By P.J. Huffstutter and Leah Douglas
(.) -The ongoing U.S. outbreak of avian flu in dairy cattle reached Minnesota on Thursday as the state announced its first infected herd.
More than 80 dairy herds have been infected with the virus across 11 states since late March, and three dairy workers have tested positive for the virus.
The Minnesota Board of Animal Health said the farmer of the affected herd reported more than 40 cows with signs of fever. The animals were tested on Monday and the U.S. Department of Agriculture’s (USDA) National Veterinary Services Laboratories confirmed the positive test on Wednesday night.
The animals are recovering, said Brian Hoefs, the state veterinarian.
Milk from the sick cows was disposed of, and the state Board of Animal Health has quarantined the entire herd for 30 days to reduce the risk of the virus spreading off the farm, the agency said. After 30 days from the last positive test result, the herd can be retested to be released from quarantine, the agency added.

:: DATA EXCERPTS ::
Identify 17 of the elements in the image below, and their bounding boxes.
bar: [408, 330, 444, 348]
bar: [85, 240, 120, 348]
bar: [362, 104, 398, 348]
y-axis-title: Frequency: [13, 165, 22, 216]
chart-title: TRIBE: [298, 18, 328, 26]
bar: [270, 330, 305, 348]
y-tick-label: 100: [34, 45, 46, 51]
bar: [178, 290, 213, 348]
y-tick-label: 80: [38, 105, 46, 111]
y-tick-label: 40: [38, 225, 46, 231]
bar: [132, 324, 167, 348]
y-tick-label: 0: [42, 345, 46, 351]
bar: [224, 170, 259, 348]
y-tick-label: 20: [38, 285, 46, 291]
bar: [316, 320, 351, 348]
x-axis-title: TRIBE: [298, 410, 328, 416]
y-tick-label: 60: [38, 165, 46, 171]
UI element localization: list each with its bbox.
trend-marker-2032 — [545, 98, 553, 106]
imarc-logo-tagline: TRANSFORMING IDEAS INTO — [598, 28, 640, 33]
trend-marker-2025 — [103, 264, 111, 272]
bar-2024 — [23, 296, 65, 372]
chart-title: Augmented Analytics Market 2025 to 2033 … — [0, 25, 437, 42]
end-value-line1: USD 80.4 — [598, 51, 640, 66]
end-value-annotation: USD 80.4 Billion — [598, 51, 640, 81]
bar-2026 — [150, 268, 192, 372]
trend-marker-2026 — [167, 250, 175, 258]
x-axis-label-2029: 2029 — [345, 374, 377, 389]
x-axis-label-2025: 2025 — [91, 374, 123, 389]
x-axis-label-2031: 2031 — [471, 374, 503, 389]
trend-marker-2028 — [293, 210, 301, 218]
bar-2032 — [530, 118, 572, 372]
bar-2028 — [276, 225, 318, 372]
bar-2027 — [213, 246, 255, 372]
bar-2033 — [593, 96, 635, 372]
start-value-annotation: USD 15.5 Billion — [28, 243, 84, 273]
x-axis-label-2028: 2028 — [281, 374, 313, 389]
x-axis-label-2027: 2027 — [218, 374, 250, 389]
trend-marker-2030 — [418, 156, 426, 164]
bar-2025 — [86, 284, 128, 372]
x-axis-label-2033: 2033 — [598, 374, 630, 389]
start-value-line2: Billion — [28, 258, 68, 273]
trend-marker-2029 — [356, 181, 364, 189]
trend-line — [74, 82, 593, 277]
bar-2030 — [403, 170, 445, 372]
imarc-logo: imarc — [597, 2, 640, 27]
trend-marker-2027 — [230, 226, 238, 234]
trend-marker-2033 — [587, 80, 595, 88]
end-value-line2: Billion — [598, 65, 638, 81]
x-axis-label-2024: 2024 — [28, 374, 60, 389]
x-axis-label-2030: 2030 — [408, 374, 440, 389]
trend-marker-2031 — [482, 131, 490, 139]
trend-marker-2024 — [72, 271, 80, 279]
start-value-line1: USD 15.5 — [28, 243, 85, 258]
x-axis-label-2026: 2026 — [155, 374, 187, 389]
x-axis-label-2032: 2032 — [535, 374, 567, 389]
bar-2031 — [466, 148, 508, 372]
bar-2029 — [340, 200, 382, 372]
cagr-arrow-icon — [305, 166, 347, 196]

:: WORK TASK ::
Swap "Minnesota" for "Wisconsin" throughout the avian flu report, from "By P.J. Huffstutter" to "on Wednesday night.", and give that stretch with the change made.

:: COMPLETED TASK ::
By P.J. Huffstutter and Leah Douglas
(.) -The ongoing U.S. outbreak of avian flu in dairy cattle reached Wisconsin on Thursday as the state announced its first infected herd.
More than 80 dairy herds have been infected with the virus across 11 states since late March, and three dairy workers have tested positive for the virus.
The Wisconsin Board of Animal Health said the farmer of the affected herd reported more than 40 cows with signs of fever. The animals were tested on Monday and the U.S. Department of Agriculture’s (USDA) National Veterinary Services Laboratories confirmed the positive test on Wednesday night.